** Given request **
Output every entry exactly as written, skipping any pictures.

Stored data
## BEGIN
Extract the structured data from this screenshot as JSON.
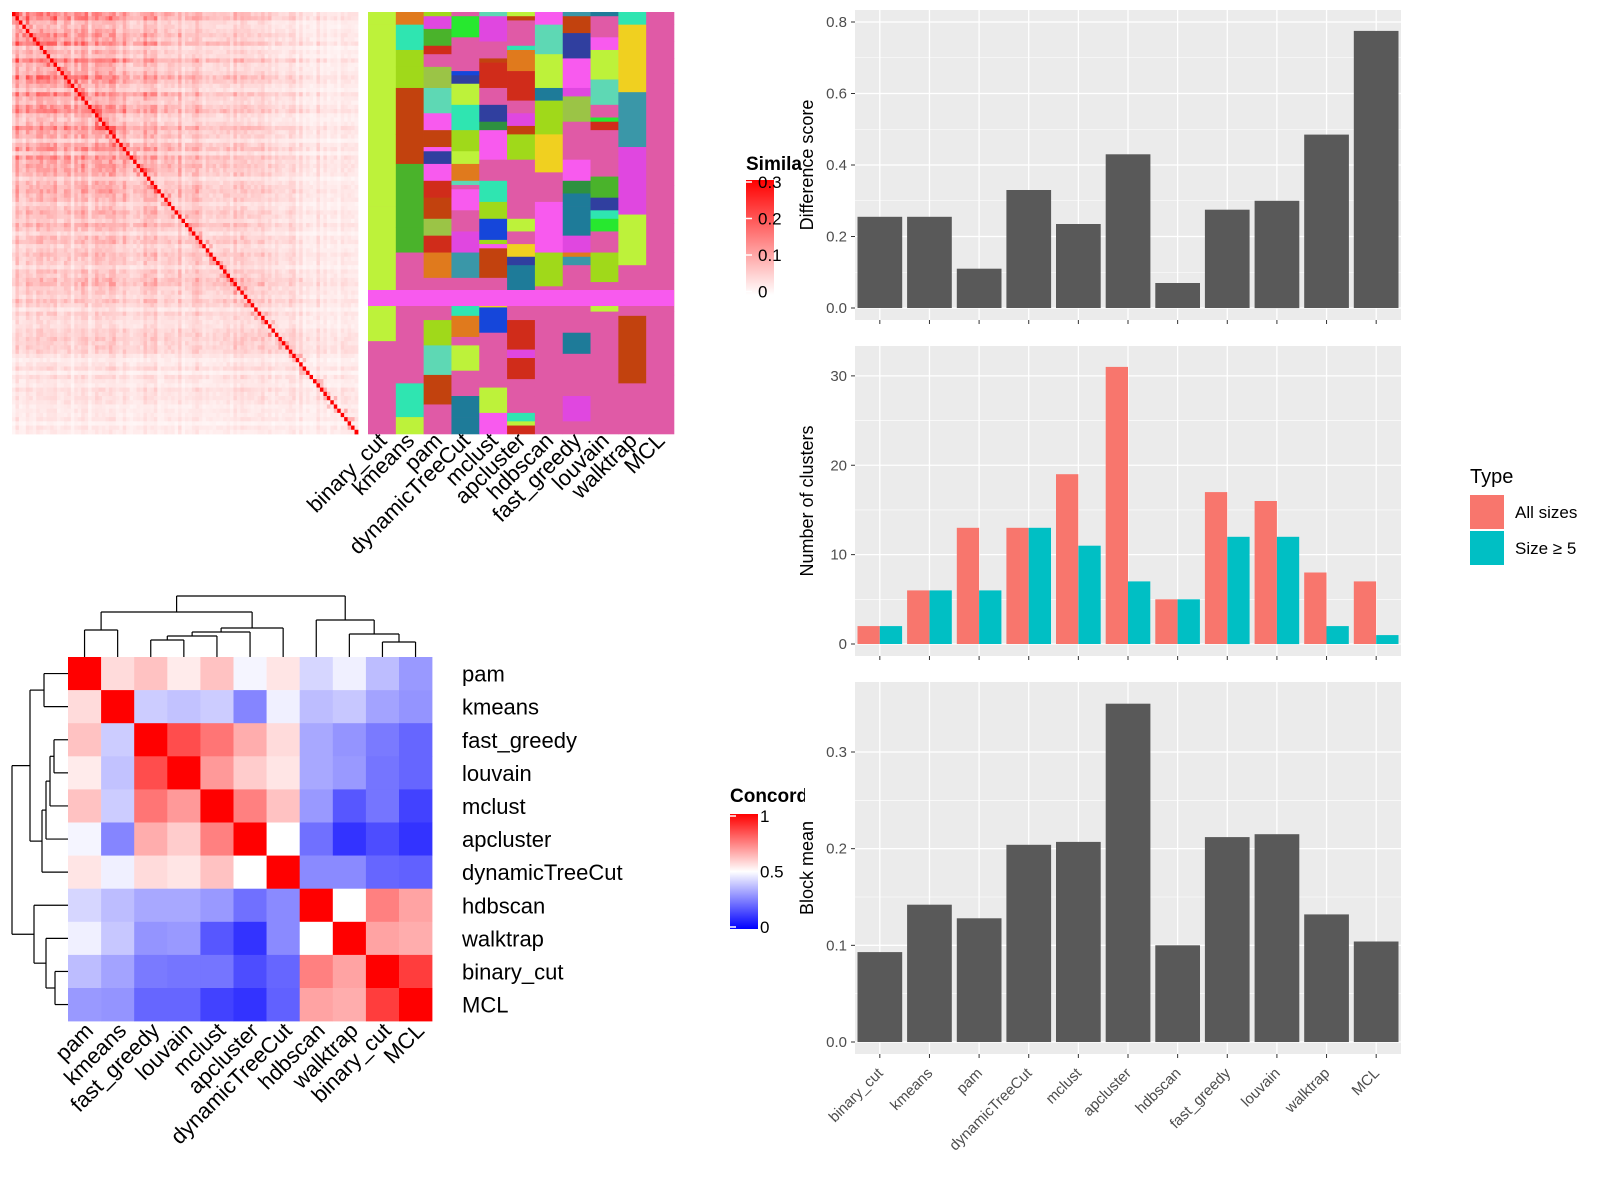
{
  "colors": {
    "bar_gray": "#595959",
    "panel_bg": "#ebebeb",
    "all_sizes": "#F8766D",
    "size_ge5": "#00BFC4",
    "heat_high": "#ff0000",
    "heat_mid": "#ffffff",
    "heat_low": "#0000ff"
  },
  "methods_order": [
    "binary_cut",
    "kmeans",
    "pam",
    "dynamicTreeCut",
    "mclust",
    "apcluster",
    "hdbscan",
    "fast_greedy",
    "louvain",
    "walktrap",
    "MCL"
  ],
  "similarity_legend": {
    "title": "Simila",
    "ticks": [
      "0.3",
      "0.2",
      "0.1",
      "0"
    ]
  },
  "concordance_legend": {
    "title": "Concord",
    "ticks": [
      "1",
      "0.5",
      "0"
    ]
  },
  "chart_data": [
    {
      "type": "bar",
      "id": "difference-score",
      "categories": [
        "binary_cut",
        "kmeans",
        "pam",
        "dynamicTreeCut",
        "mclust",
        "apcluster",
        "hdbscan",
        "fast_greedy",
        "louvain",
        "walktrap",
        "MCL"
      ],
      "values": [
        0.255,
        0.255,
        0.11,
        0.33,
        0.235,
        0.43,
        0.07,
        0.275,
        0.3,
        0.485,
        0.775
      ],
      "ylabel": "Difference score",
      "ylim": [
        0,
        0.8
      ],
      "yticks": [
        "0.0",
        "0.2",
        "0.4",
        "0.6",
        "0.8"
      ],
      "grid": true
    },
    {
      "type": "bar",
      "id": "number-of-clusters",
      "categories": [
        "binary_cut",
        "kmeans",
        "pam",
        "dynamicTreeCut",
        "mclust",
        "apcluster",
        "hdbscan",
        "fast_greedy",
        "louvain",
        "walktrap",
        "MCL"
      ],
      "series": [
        {
          "name": "All sizes",
          "values": [
            2,
            6,
            13,
            13,
            19,
            31,
            5,
            17,
            16,
            8,
            7
          ]
        },
        {
          "name": "Size ≥ 5",
          "values": [
            2,
            6,
            6,
            13,
            11,
            7,
            5,
            12,
            12,
            2,
            1
          ]
        }
      ],
      "ylabel": "Number of clusters",
      "ylim": [
        0,
        32
      ],
      "yticks": [
        "0",
        "10",
        "20",
        "30"
      ],
      "legend": {
        "title": "Type",
        "position": "right"
      },
      "grid": true
    },
    {
      "type": "bar",
      "id": "block-mean",
      "categories": [
        "binary_cut",
        "kmeans",
        "pam",
        "dynamicTreeCut",
        "mclust",
        "apcluster",
        "hdbscan",
        "fast_greedy",
        "louvain",
        "walktrap",
        "MCL"
      ],
      "values": [
        0.093,
        0.142,
        0.128,
        0.204,
        0.207,
        0.35,
        0.1,
        0.212,
        0.215,
        0.132,
        0.104
      ],
      "ylabel": "Block mean",
      "ylim": [
        0,
        0.36
      ],
      "yticks": [
        "0.0",
        "0.1",
        "0.2",
        "0.3"
      ],
      "grid": true
    },
    {
      "type": "heatmap",
      "id": "concordance-heatmap",
      "rows": [
        "pam",
        "kmeans",
        "fast_greedy",
        "louvain",
        "mclust",
        "apcluster",
        "dynamicTreeCut",
        "hdbscan",
        "walktrap",
        "binary_cut",
        "MCL"
      ],
      "columns": [
        "pam",
        "kmeans",
        "fast_greedy",
        "louvain",
        "mclust",
        "apcluster",
        "dynamicTreeCut",
        "hdbscan",
        "walktrap",
        "binary_cut",
        "MCL"
      ],
      "values": [
        [
          1,
          0.57,
          0.62,
          0.54,
          0.62,
          0.48,
          0.55,
          0.42,
          0.47,
          0.37,
          0.3
        ],
        [
          0.57,
          1,
          0.4,
          0.38,
          0.4,
          0.26,
          0.47,
          0.37,
          0.39,
          0.32,
          0.29
        ],
        [
          0.62,
          0.4,
          1,
          0.85,
          0.77,
          0.66,
          0.57,
          0.33,
          0.29,
          0.24,
          0.2
        ],
        [
          0.54,
          0.38,
          0.85,
          1,
          0.7,
          0.6,
          0.55,
          0.33,
          0.3,
          0.23,
          0.2
        ],
        [
          0.62,
          0.4,
          0.77,
          0.7,
          1,
          0.75,
          0.62,
          0.3,
          0.17,
          0.23,
          0.13
        ],
        [
          0.48,
          0.26,
          0.66,
          0.6,
          0.75,
          1,
          0.5,
          0.22,
          0.1,
          0.15,
          0.1
        ],
        [
          0.55,
          0.47,
          0.57,
          0.55,
          0.62,
          0.5,
          1,
          0.27,
          0.27,
          0.2,
          0.19
        ],
        [
          0.42,
          0.37,
          0.33,
          0.33,
          0.3,
          0.22,
          0.27,
          1,
          0.5,
          0.75,
          0.68
        ],
        [
          0.47,
          0.39,
          0.29,
          0.3,
          0.17,
          0.1,
          0.27,
          0.5,
          1,
          0.68,
          0.66
        ],
        [
          0.37,
          0.32,
          0.24,
          0.23,
          0.23,
          0.15,
          0.2,
          0.75,
          0.68,
          1,
          0.88
        ],
        [
          0.3,
          0.29,
          0.2,
          0.2,
          0.13,
          0.1,
          0.19,
          0.68,
          0.66,
          0.88,
          1
        ]
      ],
      "colorscale": {
        "min": 0,
        "mid": 0.5,
        "max": 1
      }
    },
    {
      "type": "heatmap",
      "id": "similarity-heatmap",
      "n": 100,
      "colorscale": {
        "min": 0,
        "max": 0.3
      }
    }
  ],
  "membership_palette": [
    "#E05AA6",
    "#5ED8B4",
    "#BDF23A",
    "#303F9F",
    "#F85AEE",
    "#3A97A8",
    "#1E7B99",
    "#9BC446",
    "#2FE5B1",
    "#27E82F",
    "#C2420E",
    "#F0D020",
    "#1546DA",
    "#2E9140",
    "#D02C1A",
    "#E07A1D",
    "#A0D91A",
    "#4AB32B",
    "#E047E0"
  ]
}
## END
** Exercise answer **
Extract the structured data from this screenshot as JSON.
{
  "colors": {
    "bar_gray": "#595959",
    "panel_bg": "#ebebeb",
    "all_sizes": "#F8766D",
    "size_ge5": "#00BFC4",
    "heat_high": "#ff0000",
    "heat_mid": "#ffffff",
    "heat_low": "#0000ff"
  },
  "methods_order": [
    "binary_cut",
    "kmeans",
    "pam",
    "dynamicTreeCut",
    "mclust",
    "apcluster",
    "hdbscan",
    "fast_greedy",
    "louvain",
    "walktrap",
    "MCL"
  ],
  "similarity_legend": {
    "title": "Simila",
    "ticks": [
      "0.3",
      "0.2",
      "0.1",
      "0"
    ]
  },
  "concordance_legend": {
    "title": "Concord",
    "ticks": [
      "1",
      "0.5",
      "0"
    ]
  },
  "chart_data": [
    {
      "type": "bar",
      "id": "difference-score",
      "categories": [
        "binary_cut",
        "kmeans",
        "pam",
        "dynamicTreeCut",
        "mclust",
        "apcluster",
        "hdbscan",
        "fast_greedy",
        "louvain",
        "walktrap",
        "MCL"
      ],
      "values": [
        0.255,
        0.255,
        0.11,
        0.33,
        0.235,
        0.43,
        0.07,
        0.275,
        0.3,
        0.485,
        0.775
      ],
      "ylabel": "Difference score",
      "ylim": [
        0,
        0.8
      ],
      "yticks": [
        "0.0",
        "0.2",
        "0.4",
        "0.6",
        "0.8"
      ],
      "grid": true
    },
    {
      "type": "bar",
      "id": "number-of-clusters",
      "categories": [
        "binary_cut",
        "kmeans",
        "pam",
        "dynamicTreeCut",
        "mclust",
        "apcluster",
        "hdbscan",
        "fast_greedy",
        "louvain",
        "walktrap",
        "MCL"
      ],
      "series": [
        {
          "name": "All sizes",
          "values": [
            2,
            6,
            13,
            13,
            19,
            31,
            5,
            17,
            16,
            8,
            7
          ]
        },
        {
          "name": "Size ≥ 5",
          "values": [
            2,
            6,
            6,
            13,
            11,
            7,
            5,
            12,
            12,
            2,
            1
          ]
        }
      ],
      "ylabel": "Number of clusters",
      "ylim": [
        0,
        32
      ],
      "yticks": [
        "0",
        "10",
        "20",
        "30"
      ],
      "legend": {
        "title": "Type",
        "position": "right"
      },
      "grid": true
    },
    {
      "type": "bar",
      "id": "block-mean",
      "categories": [
        "binary_cut",
        "kmeans",
        "pam",
        "dynamicTreeCut",
        "mclust",
        "apcluster",
        "hdbscan",
        "fast_greedy",
        "louvain",
        "walktrap",
        "MCL"
      ],
      "values": [
        0.093,
        0.142,
        0.128,
        0.204,
        0.207,
        0.35,
        0.1,
        0.212,
        0.215,
        0.132,
        0.104
      ],
      "ylabel": "Block mean",
      "ylim": [
        0,
        0.36
      ],
      "yticks": [
        "0.0",
        "0.1",
        "0.2",
        "0.3"
      ],
      "grid": true
    },
    {
      "type": "heatmap",
      "id": "concordance-heatmap",
      "rows": [
        "pam",
        "kmeans",
        "fast_greedy",
        "louvain",
        "mclust",
        "apcluster",
        "dynamicTreeCut",
        "hdbscan",
        "walktrap",
        "binary_cut",
        "MCL"
      ],
      "columns": [
        "pam",
        "kmeans",
        "fast_greedy",
        "louvain",
        "mclust",
        "apcluster",
        "dynamicTreeCut",
        "hdbscan",
        "walktrap",
        "binary_cut",
        "MCL"
      ],
      "values": [
        [
          1,
          0.57,
          0.62,
          0.54,
          0.62,
          0.48,
          0.55,
          0.42,
          0.47,
          0.37,
          0.3
        ],
        [
          0.57,
          1,
          0.4,
          0.38,
          0.4,
          0.26,
          0.47,
          0.37,
          0.39,
          0.32,
          0.29
        ],
        [
          0.62,
          0.4,
          1,
          0.85,
          0.77,
          0.66,
          0.57,
          0.33,
          0.29,
          0.24,
          0.2
        ],
        [
          0.54,
          0.38,
          0.85,
          1,
          0.7,
          0.6,
          0.55,
          0.33,
          0.3,
          0.23,
          0.2
        ],
        [
          0.62,
          0.4,
          0.77,
          0.7,
          1,
          0.75,
          0.62,
          0.3,
          0.17,
          0.23,
          0.13
        ],
        [
          0.48,
          0.26,
          0.66,
          0.6,
          0.75,
          1,
          0.5,
          0.22,
          0.1,
          0.15,
          0.1
        ],
        [
          0.55,
          0.47,
          0.57,
          0.55,
          0.62,
          0.5,
          1,
          0.27,
          0.27,
          0.2,
          0.19
        ],
        [
          0.42,
          0.37,
          0.33,
          0.33,
          0.3,
          0.22,
          0.27,
          1,
          0.5,
          0.75,
          0.68
        ],
        [
          0.47,
          0.39,
          0.29,
          0.3,
          0.17,
          0.1,
          0.27,
          0.5,
          1,
          0.68,
          0.66
        ],
        [
          0.37,
          0.32,
          0.24,
          0.23,
          0.23,
          0.15,
          0.2,
          0.75,
          0.68,
          1,
          0.88
        ],
        [
          0.3,
          0.29,
          0.2,
          0.2,
          0.13,
          0.1,
          0.19,
          0.68,
          0.66,
          0.88,
          1
        ]
      ],
      "colorscale": {
        "min": 0,
        "mid": 0.5,
        "max": 1
      }
    },
    {
      "type": "heatmap",
      "id": "similarity-heatmap",
      "n": 100,
      "colorscale": {
        "min": 0,
        "max": 0.3
      }
    }
  ],
  "membership_palette": [
    "#E05AA6",
    "#5ED8B4",
    "#BDF23A",
    "#303F9F",
    "#F85AEE",
    "#3A97A8",
    "#1E7B99",
    "#9BC446",
    "#2FE5B1",
    "#27E82F",
    "#C2420E",
    "#F0D020",
    "#1546DA",
    "#2E9140",
    "#D02C1A",
    "#E07A1D",
    "#A0D91A",
    "#4AB32B",
    "#E047E0"
  ]
}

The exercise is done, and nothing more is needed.